→ **Description of the task**
Go through the listing and pick out each line with the word "highlight" in it.

→ **Excerpted records**
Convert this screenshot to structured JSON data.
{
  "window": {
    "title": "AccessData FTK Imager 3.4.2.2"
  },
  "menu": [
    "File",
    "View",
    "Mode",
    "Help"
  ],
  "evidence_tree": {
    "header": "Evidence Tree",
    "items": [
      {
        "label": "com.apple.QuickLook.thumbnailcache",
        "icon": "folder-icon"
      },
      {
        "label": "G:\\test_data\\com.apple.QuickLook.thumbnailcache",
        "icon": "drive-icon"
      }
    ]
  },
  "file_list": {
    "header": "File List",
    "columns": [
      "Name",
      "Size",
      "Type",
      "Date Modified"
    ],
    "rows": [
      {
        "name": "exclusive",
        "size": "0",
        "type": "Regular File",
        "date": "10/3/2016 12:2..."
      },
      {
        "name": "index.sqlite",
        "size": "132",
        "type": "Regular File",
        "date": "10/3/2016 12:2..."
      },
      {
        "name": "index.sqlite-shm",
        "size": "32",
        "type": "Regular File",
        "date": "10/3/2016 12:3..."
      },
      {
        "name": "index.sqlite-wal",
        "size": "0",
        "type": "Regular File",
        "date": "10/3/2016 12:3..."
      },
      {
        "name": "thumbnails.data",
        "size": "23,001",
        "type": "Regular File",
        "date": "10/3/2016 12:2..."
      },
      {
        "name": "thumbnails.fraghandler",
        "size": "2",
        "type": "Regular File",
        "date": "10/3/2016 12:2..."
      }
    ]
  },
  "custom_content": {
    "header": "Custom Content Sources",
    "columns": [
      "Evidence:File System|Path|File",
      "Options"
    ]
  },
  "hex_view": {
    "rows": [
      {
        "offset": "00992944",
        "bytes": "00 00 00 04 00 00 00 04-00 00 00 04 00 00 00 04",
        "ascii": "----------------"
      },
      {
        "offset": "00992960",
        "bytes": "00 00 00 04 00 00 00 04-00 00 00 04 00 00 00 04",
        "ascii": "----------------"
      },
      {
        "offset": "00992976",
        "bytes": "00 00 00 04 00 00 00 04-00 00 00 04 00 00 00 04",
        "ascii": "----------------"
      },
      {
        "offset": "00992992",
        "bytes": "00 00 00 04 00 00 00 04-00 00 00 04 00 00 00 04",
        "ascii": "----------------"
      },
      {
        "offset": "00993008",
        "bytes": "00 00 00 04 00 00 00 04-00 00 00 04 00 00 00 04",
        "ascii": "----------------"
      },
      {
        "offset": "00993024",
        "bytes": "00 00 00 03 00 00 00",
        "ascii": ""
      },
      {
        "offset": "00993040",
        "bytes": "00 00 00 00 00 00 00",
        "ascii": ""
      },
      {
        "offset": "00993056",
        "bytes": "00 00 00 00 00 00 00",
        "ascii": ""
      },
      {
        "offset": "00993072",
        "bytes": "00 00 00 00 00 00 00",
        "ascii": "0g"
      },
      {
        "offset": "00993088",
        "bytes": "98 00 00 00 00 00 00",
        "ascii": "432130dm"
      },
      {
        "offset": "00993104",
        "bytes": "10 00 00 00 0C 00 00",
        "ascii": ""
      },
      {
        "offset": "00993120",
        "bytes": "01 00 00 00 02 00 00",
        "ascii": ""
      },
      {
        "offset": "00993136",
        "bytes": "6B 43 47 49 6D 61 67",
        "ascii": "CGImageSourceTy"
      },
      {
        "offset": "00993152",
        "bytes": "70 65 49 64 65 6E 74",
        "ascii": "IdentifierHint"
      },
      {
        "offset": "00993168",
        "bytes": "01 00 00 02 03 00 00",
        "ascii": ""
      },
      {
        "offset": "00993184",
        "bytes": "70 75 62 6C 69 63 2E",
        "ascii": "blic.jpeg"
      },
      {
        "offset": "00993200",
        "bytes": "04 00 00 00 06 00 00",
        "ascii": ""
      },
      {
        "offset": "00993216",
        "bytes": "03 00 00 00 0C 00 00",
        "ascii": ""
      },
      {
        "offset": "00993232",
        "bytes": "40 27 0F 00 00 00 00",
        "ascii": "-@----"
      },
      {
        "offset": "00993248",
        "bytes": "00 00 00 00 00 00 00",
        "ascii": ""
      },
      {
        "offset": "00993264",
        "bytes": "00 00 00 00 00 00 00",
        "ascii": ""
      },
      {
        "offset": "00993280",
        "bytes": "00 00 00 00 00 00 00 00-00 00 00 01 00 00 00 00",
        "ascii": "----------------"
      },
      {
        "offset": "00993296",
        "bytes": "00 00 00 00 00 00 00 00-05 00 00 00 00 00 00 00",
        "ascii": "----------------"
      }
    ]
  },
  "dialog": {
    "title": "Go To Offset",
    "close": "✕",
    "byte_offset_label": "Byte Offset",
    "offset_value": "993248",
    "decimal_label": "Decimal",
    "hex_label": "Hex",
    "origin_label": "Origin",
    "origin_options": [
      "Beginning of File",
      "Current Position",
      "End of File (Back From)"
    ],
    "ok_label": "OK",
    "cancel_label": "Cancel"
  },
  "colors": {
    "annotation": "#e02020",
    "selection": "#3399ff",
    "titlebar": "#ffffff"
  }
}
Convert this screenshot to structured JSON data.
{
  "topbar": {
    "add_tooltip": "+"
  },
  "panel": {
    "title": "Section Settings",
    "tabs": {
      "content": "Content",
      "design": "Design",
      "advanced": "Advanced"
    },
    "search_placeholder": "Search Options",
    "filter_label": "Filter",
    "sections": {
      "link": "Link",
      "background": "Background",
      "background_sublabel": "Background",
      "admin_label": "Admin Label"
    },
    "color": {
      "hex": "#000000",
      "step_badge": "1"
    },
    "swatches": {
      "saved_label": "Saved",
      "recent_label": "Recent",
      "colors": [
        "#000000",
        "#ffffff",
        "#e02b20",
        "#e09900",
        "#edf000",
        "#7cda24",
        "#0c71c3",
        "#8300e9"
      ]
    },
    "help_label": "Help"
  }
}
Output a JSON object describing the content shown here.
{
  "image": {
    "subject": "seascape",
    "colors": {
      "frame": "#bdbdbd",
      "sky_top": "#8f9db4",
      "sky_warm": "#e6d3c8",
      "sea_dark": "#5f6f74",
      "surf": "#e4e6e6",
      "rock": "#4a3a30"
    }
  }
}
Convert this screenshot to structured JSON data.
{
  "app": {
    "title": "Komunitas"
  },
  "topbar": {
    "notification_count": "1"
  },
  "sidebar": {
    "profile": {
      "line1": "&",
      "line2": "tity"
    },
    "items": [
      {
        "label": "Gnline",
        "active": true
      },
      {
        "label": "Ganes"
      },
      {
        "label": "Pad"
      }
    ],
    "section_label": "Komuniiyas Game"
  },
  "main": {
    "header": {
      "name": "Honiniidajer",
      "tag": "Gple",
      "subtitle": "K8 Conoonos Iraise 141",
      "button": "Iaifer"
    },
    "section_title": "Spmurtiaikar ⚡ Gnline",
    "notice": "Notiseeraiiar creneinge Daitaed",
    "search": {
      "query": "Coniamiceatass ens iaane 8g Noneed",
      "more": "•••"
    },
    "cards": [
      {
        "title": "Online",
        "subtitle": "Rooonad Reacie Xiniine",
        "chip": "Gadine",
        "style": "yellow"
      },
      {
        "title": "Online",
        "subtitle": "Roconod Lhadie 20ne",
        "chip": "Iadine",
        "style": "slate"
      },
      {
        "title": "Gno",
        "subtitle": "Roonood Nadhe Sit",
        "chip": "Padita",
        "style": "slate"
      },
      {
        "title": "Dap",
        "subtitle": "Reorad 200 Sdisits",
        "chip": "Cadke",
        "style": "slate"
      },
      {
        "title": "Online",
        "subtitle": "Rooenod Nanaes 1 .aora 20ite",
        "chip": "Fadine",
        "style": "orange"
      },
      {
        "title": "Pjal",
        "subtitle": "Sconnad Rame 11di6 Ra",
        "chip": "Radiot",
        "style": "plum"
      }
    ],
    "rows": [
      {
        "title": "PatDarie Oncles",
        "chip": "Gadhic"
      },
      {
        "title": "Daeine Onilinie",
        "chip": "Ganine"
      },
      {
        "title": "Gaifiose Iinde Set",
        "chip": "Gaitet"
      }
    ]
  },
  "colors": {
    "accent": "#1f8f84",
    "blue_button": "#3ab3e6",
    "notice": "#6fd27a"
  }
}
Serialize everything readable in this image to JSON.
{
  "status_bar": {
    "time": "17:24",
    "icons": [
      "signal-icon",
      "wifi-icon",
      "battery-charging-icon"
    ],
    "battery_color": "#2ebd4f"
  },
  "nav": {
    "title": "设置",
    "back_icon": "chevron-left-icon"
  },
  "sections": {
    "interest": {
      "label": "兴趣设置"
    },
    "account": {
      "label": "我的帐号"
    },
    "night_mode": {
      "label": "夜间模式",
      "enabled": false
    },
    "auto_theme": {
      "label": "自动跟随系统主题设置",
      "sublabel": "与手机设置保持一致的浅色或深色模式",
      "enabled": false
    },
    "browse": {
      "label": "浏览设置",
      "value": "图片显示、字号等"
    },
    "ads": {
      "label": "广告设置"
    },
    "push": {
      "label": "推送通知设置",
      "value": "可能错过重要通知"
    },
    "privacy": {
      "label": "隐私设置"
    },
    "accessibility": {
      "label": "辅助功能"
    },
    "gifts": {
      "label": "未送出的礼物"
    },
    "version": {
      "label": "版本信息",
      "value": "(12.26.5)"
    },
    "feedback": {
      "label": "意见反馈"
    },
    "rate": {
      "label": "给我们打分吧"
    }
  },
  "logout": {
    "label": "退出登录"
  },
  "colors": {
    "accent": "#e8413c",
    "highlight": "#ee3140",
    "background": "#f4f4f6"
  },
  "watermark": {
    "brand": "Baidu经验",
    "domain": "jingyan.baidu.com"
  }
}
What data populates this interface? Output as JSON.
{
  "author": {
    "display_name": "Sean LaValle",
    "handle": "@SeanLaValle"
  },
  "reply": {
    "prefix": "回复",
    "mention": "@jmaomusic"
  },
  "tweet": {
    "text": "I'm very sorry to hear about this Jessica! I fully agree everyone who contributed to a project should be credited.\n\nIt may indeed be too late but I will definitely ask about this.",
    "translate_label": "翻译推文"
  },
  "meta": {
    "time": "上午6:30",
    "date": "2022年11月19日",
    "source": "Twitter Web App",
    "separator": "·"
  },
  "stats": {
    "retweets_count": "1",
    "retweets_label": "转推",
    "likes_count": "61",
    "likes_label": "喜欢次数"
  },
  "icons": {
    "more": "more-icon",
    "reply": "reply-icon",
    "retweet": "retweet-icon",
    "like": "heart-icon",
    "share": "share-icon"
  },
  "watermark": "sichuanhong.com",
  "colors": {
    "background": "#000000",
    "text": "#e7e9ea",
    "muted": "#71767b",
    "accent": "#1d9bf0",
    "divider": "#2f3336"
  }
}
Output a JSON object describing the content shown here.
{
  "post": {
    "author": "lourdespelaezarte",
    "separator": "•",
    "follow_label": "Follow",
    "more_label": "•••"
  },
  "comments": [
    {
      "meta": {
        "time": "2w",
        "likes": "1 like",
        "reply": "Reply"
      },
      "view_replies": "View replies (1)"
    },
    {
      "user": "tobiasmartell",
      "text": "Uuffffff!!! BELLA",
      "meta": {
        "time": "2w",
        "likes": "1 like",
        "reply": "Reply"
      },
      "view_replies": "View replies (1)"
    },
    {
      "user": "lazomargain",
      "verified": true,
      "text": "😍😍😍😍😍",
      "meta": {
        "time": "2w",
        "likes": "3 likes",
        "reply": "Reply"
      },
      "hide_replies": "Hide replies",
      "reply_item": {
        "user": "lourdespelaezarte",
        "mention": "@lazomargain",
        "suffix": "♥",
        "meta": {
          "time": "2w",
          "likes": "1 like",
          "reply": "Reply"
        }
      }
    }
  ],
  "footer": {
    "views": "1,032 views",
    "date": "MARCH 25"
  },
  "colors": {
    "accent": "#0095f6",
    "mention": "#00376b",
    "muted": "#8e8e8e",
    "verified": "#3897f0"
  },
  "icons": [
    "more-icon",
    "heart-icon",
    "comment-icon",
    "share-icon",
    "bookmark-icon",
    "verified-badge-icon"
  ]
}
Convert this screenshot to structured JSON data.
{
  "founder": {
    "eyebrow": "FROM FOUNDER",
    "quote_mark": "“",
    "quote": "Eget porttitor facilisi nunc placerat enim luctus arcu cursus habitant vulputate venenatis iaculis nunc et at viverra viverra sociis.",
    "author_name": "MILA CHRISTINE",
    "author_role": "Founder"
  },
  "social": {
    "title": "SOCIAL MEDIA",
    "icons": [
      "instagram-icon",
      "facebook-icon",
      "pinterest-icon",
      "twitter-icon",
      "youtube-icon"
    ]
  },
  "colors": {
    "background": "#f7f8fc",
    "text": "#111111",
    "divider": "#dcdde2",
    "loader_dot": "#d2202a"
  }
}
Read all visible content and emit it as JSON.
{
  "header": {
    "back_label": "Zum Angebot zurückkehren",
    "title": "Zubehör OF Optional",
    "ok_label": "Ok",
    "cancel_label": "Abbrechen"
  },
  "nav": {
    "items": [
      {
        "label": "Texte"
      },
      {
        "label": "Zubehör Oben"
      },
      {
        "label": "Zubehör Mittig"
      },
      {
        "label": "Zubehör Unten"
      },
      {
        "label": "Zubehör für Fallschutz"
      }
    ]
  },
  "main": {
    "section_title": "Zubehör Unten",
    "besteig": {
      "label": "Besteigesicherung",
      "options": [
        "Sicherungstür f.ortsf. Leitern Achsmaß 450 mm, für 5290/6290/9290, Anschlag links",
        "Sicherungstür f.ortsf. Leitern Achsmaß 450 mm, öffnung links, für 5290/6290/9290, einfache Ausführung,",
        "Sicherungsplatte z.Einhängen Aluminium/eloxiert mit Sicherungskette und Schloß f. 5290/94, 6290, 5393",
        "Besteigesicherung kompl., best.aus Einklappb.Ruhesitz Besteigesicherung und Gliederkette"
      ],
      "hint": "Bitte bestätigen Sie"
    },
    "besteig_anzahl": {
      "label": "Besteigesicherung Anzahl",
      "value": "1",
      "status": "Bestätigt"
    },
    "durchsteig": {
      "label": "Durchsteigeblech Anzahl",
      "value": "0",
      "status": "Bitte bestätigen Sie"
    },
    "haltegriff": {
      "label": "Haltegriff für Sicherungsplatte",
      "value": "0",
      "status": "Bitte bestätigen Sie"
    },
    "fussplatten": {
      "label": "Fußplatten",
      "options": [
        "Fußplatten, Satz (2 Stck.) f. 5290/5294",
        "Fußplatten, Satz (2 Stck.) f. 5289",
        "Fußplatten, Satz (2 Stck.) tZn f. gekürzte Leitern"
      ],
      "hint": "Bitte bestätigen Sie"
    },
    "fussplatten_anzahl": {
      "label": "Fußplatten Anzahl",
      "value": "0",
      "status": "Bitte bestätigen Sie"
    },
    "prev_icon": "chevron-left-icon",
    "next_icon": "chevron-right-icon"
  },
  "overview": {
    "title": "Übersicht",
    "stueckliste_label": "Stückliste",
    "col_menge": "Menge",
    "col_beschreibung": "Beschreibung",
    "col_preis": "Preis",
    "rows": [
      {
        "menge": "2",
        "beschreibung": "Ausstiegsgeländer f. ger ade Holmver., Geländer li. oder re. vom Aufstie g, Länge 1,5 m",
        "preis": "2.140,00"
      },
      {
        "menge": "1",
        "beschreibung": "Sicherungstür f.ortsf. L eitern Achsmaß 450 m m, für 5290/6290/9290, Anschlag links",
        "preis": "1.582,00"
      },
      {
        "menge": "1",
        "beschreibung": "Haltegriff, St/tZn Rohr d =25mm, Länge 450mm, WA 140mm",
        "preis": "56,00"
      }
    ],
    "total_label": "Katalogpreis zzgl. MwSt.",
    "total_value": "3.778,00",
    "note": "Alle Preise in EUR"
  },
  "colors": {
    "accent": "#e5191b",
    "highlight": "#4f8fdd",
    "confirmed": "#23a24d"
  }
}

→ **Answer in full**
    "highlight": "#ee3140",
    "highlight": "#4f8fdd",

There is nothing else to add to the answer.